--- Begin Dataset records ---
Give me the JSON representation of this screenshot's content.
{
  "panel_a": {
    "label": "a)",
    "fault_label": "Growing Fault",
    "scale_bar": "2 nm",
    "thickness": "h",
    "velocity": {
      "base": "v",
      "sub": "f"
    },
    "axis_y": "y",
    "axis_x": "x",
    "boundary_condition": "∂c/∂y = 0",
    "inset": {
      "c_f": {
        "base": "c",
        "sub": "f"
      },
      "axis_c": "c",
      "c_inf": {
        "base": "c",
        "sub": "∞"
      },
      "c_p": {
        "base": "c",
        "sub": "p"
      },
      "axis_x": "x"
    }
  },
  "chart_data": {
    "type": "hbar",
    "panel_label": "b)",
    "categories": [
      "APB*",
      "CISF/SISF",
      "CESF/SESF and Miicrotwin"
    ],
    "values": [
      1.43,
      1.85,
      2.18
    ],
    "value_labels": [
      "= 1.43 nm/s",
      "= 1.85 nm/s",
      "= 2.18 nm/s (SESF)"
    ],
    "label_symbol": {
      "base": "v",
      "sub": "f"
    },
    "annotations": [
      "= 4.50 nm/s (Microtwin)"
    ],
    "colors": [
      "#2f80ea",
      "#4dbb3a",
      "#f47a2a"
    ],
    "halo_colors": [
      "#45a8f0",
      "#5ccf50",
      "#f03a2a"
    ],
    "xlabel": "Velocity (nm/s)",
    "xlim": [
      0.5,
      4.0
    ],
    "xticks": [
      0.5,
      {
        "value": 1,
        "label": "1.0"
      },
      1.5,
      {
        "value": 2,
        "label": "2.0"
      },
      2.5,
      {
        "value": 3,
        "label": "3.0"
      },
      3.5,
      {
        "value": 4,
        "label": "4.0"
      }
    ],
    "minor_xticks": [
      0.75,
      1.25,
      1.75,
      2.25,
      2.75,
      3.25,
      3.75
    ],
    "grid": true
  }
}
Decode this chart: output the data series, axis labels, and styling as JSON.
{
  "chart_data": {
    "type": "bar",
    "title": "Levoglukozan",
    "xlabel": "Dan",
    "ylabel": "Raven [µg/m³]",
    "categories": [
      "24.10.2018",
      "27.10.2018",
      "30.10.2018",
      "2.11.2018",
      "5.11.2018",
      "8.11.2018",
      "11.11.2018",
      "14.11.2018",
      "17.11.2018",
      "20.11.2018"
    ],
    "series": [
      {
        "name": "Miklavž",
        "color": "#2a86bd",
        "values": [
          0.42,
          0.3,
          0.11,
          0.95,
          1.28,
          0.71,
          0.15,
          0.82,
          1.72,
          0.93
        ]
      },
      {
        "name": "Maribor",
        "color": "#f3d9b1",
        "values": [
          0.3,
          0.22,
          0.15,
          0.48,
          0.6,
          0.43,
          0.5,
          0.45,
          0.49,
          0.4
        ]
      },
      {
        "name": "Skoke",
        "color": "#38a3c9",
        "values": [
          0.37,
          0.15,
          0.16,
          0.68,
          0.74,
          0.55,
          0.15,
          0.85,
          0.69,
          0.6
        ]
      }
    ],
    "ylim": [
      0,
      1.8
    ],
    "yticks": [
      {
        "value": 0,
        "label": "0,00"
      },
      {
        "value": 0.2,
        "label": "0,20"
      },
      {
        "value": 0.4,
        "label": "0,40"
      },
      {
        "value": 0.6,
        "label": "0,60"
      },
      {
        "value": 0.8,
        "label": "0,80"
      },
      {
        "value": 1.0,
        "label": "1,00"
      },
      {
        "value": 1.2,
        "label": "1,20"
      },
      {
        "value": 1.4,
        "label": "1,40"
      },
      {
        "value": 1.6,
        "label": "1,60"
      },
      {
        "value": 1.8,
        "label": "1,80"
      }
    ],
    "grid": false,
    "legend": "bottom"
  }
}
--- End Dataset records ---
Given instruction: Repeat the records above exactly as they appear.

The output:
Give me the JSON representation of this screenshot's content.
{
  "panel_a": {
    "label": "a)",
    "fault_label": "Growing Fault",
    "scale_bar": "2 nm",
    "thickness": "h",
    "velocity": {
      "base": "v",
      "sub": "f"
    },
    "axis_y": "y",
    "axis_x": "x",
    "boundary_condition": "∂c/∂y = 0",
    "inset": {
      "c_f": {
        "base": "c",
        "sub": "f"
      },
      "axis_c": "c",
      "c_inf": {
        "base": "c",
        "sub": "∞"
      },
      "c_p": {
        "base": "c",
        "sub": "p"
      },
      "axis_x": "x"
    }
  },
  "chart_data": {
    "type": "hbar",
    "panel_label": "b)",
    "categories": [
      "APB*",
      "CISF/SISF",
      "CESF/SESF and Miicrotwin"
    ],
    "values": [
      1.43,
      1.85,
      2.18
    ],
    "value_labels": [
      "= 1.43 nm/s",
      "= 1.85 nm/s",
      "= 2.18 nm/s (SESF)"
    ],
    "label_symbol": {
      "base": "v",
      "sub": "f"
    },
    "annotations": [
      "= 4.50 nm/s (Microtwin)"
    ],
    "colors": [
      "#2f80ea",
      "#4dbb3a",
      "#f47a2a"
    ],
    "halo_colors": [
      "#45a8f0",
      "#5ccf50",
      "#f03a2a"
    ],
    "xlabel": "Velocity (nm/s)",
    "xlim": [
      0.5,
      4.0
    ],
    "xticks": [
      0.5,
      {
        "value": 1,
        "label": "1.0"
      },
      1.5,
      {
        "value": 2,
        "label": "2.0"
      },
      2.5,
      {
        "value": 3,
        "label": "3.0"
      },
      3.5,
      {
        "value": 4,
        "label": "4.0"
      }
    ],
    "minor_xticks": [
      0.75,
      1.25,
      1.75,
      2.25,
      2.75,
      3.25,
      3.75
    ],
    "grid": true
  }
}
Decode this chart: output the data series, axis labels, and styling as JSON.
{
  "chart_data": {
    "type": "bar",
    "title": "Levoglukozan",
    "xlabel": "Dan",
    "ylabel": "Raven [µg/m³]",
    "categories": [
      "24.10.2018",
      "27.10.2018",
      "30.10.2018",
      "2.11.2018",
      "5.11.2018",
      "8.11.2018",
      "11.11.2018",
      "14.11.2018",
      "17.11.2018",
      "20.11.2018"
    ],
    "series": [
      {
        "name": "Miklavž",
        "color": "#2a86bd",
        "values": [
          0.42,
          0.3,
          0.11,
          0.95,
          1.28,
          0.71,
          0.15,
          0.82,
          1.72,
          0.93
        ]
      },
      {
        "name": "Maribor",
        "color": "#f3d9b1",
        "values": [
          0.3,
          0.22,
          0.15,
          0.48,
          0.6,
          0.43,
          0.5,
          0.45,
          0.49,
          0.4
        ]
      },
      {
        "name": "Skoke",
        "color": "#38a3c9",
        "values": [
          0.37,
          0.15,
          0.16,
          0.68,
          0.74,
          0.55,
          0.15,
          0.85,
          0.69,
          0.6
        ]
      }
    ],
    "ylim": [
      0,
      1.8
    ],
    "yticks": [
      {
        "value": 0,
        "label": "0,00"
      },
      {
        "value": 0.2,
        "label": "0,20"
      },
      {
        "value": 0.4,
        "label": "0,40"
      },
      {
        "value": 0.6,
        "label": "0,60"
      },
      {
        "value": 0.8,
        "label": "0,80"
      },
      {
        "value": 1.0,
        "label": "1,00"
      },
      {
        "value": 1.2,
        "label": "1,20"
      },
      {
        "value": 1.4,
        "label": "1,40"
      },
      {
        "value": 1.6,
        "label": "1,60"
      },
      {
        "value": 1.8,
        "label": "1,80"
      }
    ],
    "grid": false,
    "legend": "bottom"
  }
}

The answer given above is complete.